§ **Brief**
Working from the line that contains "Read all visible" to the final line, transcribe each line exactly. No pictures belong in the copy.

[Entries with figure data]
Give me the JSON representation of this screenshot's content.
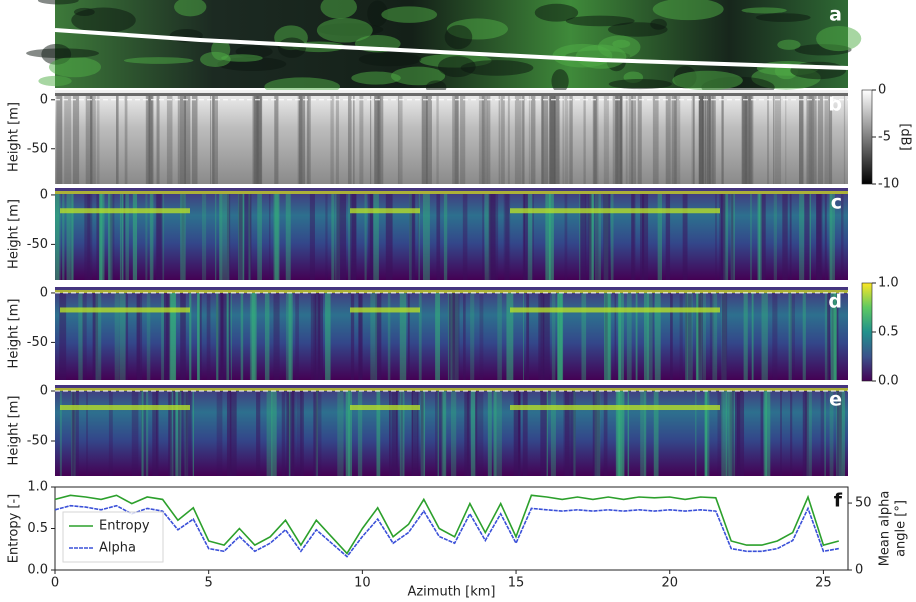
{
  "chart_data": [
    {
      "type": "image",
      "label": "a"
    },
    {
      "type": "image",
      "label": "b",
      "ylabel": "Height [m]",
      "ylim": [
        -86,
        10
      ],
      "yticks": [
        0,
        -50
      ],
      "colormap": "gray",
      "colorbar": {
        "label": "[dB]",
        "lim": [
          -10,
          0
        ],
        "ticks": [
          0,
          -5,
          -10
        ]
      }
    },
    {
      "type": "image",
      "label": "c",
      "ylabel": "Height [m]",
      "ylim": [
        -86,
        7
      ],
      "yticks": [
        0,
        -50
      ],
      "colormap": "viridis"
    },
    {
      "type": "image",
      "label": "d",
      "ylabel": "Height [m]",
      "ylim": [
        -88,
        6
      ],
      "yticks": [
        0,
        -50
      ],
      "colormap": "viridis",
      "colorbar": {
        "lim": [
          0,
          1
        ],
        "ticks": [
          {
            "value": 0,
            "label": "0.0"
          },
          {
            "value": 0.5,
            "label": "0.5"
          },
          {
            "value": 1,
            "label": "1.0"
          }
        ]
      }
    },
    {
      "type": "image",
      "label": "e",
      "ylabel": "Height [m]",
      "ylim": [
        -85,
        6
      ],
      "yticks": [
        0,
        -50
      ],
      "colormap": "viridis"
    },
    {
      "type": "line",
      "label": "f",
      "xlabel": "Azimuth  [km]",
      "ylabel": "Entropy [-]",
      "y2label": [
        "Mean alpha",
        "angle [°]"
      ],
      "xlim": [
        0,
        25.8
      ],
      "xticks": [
        0,
        5,
        10,
        15,
        20,
        25
      ],
      "ylim": [
        0,
        1
      ],
      "yticks": [
        {
          "value": 0,
          "label": "0.0"
        },
        {
          "value": 0.5,
          "label": "0.5"
        },
        {
          "value": 1,
          "label": "1.0"
        }
      ],
      "y2lim": [
        0,
        62
      ],
      "y2ticks": [
        0,
        50
      ],
      "legend": "lower left",
      "x": [
        0,
        0.5,
        1,
        1.5,
        2,
        2.5,
        3,
        3.5,
        4,
        4.5,
        5,
        5.5,
        6,
        6.5,
        7,
        7.5,
        8,
        8.5,
        9,
        9.5,
        10,
        10.5,
        11,
        11.5,
        12,
        12.5,
        13,
        13.5,
        14,
        14.5,
        15,
        15.5,
        16,
        16.5,
        17,
        17.5,
        18,
        18.5,
        19,
        19.5,
        20,
        20.5,
        21,
        21.5,
        22,
        22.5,
        23,
        23.5,
        24,
        24.5,
        25,
        25.5
      ],
      "series": [
        {
          "name": "Entropy",
          "color": "#2ca02c",
          "values": [
            0.85,
            0.9,
            0.88,
            0.85,
            0.9,
            0.8,
            0.88,
            0.85,
            0.6,
            0.75,
            0.35,
            0.3,
            0.5,
            0.3,
            0.4,
            0.6,
            0.3,
            0.6,
            0.4,
            0.2,
            0.5,
            0.75,
            0.4,
            0.55,
            0.85,
            0.5,
            0.4,
            0.8,
            0.45,
            0.8,
            0.4,
            0.9,
            0.88,
            0.85,
            0.88,
            0.85,
            0.88,
            0.85,
            0.88,
            0.87,
            0.88,
            0.85,
            0.88,
            0.87,
            0.35,
            0.3,
            0.3,
            0.35,
            0.45,
            0.88,
            0.3,
            0.35
          ]
        },
        {
          "name": "Alpha",
          "color": "#3a50d8",
          "axis": "y2",
          "values": [
            45,
            48,
            47,
            45,
            48,
            42,
            46,
            44,
            30,
            38,
            16,
            14,
            25,
            14,
            20,
            30,
            14,
            30,
            20,
            10,
            25,
            38,
            20,
            28,
            44,
            25,
            20,
            42,
            22,
            42,
            20,
            46,
            45,
            44,
            45,
            44,
            45,
            44,
            45,
            44,
            45,
            44,
            45,
            44,
            16,
            14,
            14,
            16,
            22,
            46,
            14,
            16
          ]
        }
      ]
    }
  ]
}
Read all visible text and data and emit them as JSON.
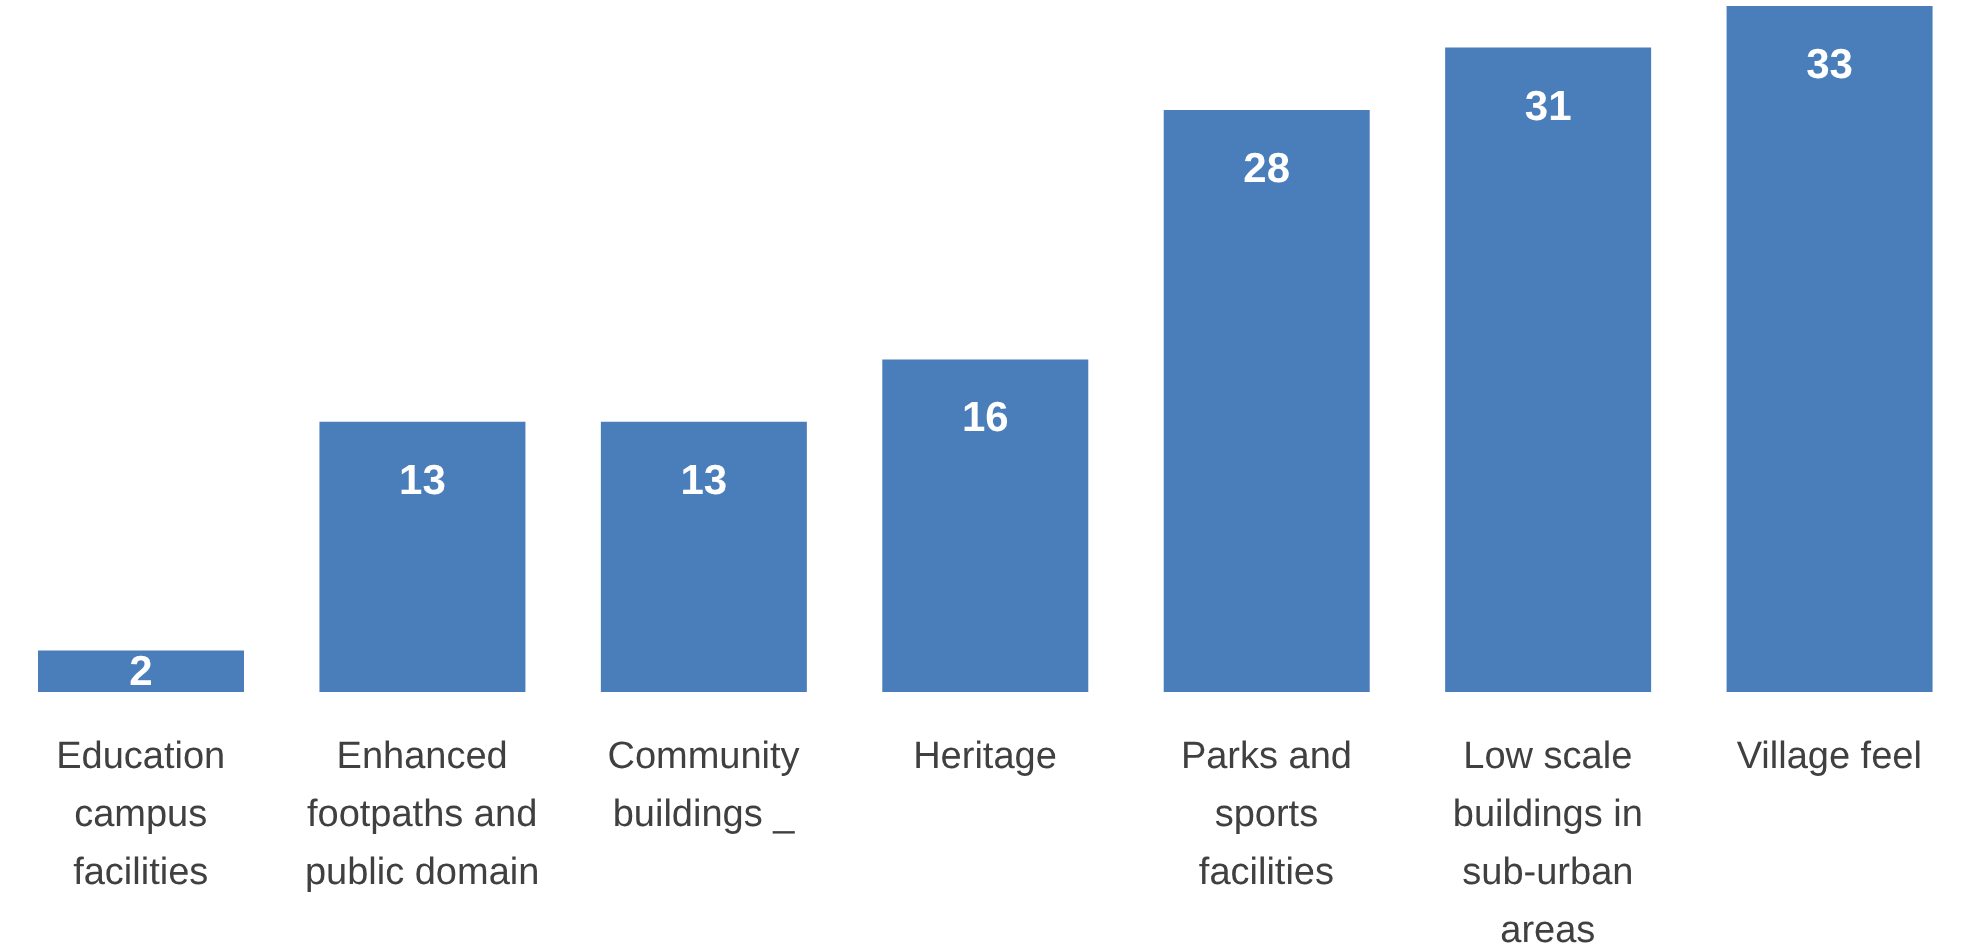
{
  "chart_data": {
    "type": "bar",
    "categories": [
      "Education campus facilities",
      "Enhanced footpaths and public domain",
      "Community buildings _",
      "Heritage",
      "Parks and sports facilities",
      "Low scale buildings in sub-urban areas",
      "Village feel"
    ],
    "values": [
      2,
      13,
      13,
      16,
      28,
      31,
      33
    ],
    "color": "#4a7ebb",
    "data_labels": true
  }
}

§ **Worked answer**
Read all visible text and data and emit them as JSON.
{
  "chart_data": {
    "type": "bar",
    "categories": [
      "Education campus facilities",
      "Enhanced footpaths and public domain",
      "Community buildings _",
      "Heritage",
      "Parks and sports facilities",
      "Low scale buildings in sub-urban areas",
      "Village feel"
    ],
    "values": [
      2,
      13,
      13,
      16,
      28,
      31,
      33
    ],
    "color": "#4a7ebb",
    "data_labels": true
  }
}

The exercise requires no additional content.